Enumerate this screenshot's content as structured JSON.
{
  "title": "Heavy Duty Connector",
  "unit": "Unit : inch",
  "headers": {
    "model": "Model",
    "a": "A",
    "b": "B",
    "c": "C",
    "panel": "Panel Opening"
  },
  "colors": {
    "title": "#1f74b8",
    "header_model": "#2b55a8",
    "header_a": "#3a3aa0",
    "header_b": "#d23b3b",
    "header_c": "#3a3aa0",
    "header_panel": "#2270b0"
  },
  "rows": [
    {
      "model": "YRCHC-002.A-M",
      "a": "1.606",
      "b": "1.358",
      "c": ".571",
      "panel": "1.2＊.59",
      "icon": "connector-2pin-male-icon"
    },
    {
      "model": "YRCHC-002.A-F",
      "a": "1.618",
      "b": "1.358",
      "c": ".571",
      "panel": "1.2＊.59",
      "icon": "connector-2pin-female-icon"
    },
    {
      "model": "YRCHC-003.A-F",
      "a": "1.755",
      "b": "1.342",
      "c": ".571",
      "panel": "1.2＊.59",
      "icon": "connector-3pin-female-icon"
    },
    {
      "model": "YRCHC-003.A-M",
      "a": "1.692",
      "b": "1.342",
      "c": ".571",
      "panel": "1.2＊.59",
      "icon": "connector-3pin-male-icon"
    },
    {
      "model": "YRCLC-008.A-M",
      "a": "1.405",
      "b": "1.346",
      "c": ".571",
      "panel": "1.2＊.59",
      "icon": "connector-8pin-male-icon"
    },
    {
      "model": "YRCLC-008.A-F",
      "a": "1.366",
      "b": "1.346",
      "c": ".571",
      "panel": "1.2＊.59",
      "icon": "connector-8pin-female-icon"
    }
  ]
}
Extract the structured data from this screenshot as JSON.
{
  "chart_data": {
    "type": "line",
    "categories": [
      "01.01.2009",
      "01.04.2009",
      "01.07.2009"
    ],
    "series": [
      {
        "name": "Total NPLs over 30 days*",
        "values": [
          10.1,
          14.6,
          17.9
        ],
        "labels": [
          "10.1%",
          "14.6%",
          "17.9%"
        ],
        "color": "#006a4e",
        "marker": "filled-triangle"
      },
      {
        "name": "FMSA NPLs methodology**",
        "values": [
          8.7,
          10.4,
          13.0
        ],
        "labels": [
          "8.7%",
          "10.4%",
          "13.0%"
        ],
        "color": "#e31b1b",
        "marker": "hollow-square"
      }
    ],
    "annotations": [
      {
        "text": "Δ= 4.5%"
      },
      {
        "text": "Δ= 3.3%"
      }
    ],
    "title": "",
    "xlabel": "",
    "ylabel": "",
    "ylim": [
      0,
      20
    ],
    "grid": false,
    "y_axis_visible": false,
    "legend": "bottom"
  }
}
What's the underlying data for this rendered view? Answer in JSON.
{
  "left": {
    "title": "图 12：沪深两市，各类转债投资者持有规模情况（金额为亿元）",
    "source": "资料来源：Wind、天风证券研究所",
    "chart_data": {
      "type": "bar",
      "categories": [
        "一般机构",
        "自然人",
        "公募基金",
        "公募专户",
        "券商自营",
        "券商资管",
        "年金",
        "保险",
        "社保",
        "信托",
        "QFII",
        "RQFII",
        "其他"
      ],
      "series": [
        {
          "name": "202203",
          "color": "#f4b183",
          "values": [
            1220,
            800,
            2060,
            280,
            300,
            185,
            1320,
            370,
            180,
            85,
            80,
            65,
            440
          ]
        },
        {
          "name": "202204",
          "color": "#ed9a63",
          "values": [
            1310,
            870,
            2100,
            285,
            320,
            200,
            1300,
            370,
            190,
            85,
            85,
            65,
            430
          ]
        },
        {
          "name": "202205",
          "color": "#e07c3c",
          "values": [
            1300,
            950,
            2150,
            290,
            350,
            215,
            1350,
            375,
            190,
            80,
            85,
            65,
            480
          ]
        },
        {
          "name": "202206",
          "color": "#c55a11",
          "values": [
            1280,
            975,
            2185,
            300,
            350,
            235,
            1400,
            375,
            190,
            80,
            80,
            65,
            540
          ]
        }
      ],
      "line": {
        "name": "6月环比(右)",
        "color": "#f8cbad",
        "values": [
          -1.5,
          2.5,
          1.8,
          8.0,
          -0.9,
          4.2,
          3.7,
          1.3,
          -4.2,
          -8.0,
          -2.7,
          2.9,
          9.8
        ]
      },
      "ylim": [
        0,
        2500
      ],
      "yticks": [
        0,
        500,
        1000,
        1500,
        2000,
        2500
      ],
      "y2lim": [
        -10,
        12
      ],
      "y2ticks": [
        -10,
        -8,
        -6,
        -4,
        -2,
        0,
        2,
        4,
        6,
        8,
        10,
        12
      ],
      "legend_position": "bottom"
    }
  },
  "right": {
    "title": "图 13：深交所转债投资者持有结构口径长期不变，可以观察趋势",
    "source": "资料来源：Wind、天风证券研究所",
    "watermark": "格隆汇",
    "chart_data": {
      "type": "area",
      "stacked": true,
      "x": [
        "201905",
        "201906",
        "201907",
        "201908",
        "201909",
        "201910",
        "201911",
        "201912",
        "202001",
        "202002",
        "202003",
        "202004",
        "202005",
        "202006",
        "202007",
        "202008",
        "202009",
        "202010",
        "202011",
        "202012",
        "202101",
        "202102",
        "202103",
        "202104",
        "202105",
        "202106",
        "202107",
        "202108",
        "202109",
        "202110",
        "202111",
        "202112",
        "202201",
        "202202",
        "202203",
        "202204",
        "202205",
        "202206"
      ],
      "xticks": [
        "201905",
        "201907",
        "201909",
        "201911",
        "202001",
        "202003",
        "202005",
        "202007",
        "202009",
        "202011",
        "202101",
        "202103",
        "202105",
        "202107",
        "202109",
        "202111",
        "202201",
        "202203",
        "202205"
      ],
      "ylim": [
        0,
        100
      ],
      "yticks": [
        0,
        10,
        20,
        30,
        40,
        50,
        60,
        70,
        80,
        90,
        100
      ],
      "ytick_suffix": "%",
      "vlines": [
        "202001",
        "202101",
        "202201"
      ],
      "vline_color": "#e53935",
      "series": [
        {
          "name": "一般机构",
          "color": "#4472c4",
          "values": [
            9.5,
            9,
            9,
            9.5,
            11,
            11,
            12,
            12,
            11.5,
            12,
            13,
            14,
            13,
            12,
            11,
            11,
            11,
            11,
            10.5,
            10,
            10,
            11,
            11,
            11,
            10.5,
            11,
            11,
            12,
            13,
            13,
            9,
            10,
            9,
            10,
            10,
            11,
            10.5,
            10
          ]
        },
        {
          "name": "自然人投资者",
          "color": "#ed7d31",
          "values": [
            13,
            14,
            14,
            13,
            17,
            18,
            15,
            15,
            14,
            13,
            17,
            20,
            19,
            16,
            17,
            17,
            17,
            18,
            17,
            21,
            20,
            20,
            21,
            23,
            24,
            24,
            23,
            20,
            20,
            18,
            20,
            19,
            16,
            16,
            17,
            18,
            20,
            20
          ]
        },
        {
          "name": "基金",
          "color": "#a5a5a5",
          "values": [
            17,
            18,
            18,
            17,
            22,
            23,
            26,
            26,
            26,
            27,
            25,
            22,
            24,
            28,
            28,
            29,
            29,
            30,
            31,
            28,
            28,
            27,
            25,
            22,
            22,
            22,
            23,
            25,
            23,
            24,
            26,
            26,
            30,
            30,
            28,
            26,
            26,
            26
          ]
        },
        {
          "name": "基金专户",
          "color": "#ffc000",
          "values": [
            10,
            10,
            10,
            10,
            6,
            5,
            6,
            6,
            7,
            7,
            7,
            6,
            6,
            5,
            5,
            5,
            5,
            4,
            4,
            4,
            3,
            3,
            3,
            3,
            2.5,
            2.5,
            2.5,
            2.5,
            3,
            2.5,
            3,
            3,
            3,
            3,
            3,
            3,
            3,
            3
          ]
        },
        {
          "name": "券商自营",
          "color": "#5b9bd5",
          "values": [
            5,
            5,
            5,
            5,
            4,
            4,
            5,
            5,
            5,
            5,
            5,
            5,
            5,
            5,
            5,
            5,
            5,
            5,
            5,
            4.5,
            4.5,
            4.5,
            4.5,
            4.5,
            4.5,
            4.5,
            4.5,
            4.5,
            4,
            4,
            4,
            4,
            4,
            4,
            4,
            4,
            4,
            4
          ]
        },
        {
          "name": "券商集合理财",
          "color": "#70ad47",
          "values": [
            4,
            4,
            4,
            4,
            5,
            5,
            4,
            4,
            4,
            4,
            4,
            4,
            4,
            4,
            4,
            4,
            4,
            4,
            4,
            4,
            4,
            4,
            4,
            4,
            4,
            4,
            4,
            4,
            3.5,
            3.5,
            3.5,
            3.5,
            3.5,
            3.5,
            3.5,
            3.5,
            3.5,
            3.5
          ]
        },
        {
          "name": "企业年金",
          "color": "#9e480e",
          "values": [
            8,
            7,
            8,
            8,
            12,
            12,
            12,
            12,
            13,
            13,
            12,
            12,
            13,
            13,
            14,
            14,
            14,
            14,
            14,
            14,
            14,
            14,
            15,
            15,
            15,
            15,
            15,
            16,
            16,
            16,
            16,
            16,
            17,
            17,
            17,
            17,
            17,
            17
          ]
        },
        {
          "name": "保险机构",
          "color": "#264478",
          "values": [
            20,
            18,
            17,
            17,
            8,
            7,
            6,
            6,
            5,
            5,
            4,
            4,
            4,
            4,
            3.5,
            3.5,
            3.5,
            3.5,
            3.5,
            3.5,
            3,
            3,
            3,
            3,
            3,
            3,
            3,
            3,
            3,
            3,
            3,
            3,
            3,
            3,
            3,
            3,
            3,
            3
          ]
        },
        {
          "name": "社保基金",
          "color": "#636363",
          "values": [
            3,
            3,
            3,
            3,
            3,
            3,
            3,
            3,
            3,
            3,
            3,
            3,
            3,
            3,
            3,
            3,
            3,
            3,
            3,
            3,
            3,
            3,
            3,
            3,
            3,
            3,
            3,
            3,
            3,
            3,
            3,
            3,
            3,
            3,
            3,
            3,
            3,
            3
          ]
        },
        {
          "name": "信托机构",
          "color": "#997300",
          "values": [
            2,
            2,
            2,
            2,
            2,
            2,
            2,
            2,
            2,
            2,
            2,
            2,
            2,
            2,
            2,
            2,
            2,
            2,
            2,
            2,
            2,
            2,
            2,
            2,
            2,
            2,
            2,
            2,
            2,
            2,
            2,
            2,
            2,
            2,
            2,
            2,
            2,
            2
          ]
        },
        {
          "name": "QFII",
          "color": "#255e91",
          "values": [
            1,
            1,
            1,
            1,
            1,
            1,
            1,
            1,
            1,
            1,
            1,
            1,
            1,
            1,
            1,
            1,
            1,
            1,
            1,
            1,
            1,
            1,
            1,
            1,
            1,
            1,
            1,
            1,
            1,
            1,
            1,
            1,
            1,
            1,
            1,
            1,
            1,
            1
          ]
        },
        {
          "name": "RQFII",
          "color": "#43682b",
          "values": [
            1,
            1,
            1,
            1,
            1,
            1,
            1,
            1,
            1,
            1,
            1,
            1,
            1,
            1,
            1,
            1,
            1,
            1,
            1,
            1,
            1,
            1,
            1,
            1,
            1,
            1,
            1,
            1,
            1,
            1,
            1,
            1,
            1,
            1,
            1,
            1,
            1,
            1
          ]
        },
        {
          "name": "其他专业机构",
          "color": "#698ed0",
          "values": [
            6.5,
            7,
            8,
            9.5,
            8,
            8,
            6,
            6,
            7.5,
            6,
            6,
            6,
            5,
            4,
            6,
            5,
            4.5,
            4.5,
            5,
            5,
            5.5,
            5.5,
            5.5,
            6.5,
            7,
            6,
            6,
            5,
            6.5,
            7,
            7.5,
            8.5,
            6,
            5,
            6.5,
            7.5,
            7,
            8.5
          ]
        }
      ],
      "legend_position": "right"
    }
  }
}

◇ ◇ ◇ ◇

WRITTEN INSTRUCTION:
Copy every line of the entries above in which "title" occurs.

EXERCISE OUTPUT:
  "title": "Heavy Duty Connector",
    "title": "#1f74b8",
    "title": "",
    "title": "图 12：沪深两市，各类转债投资者持有规模情况（金额为亿元）",
    "title": "图 13：深交所转债投资者持有结构口径长期不变，可以观察趋势",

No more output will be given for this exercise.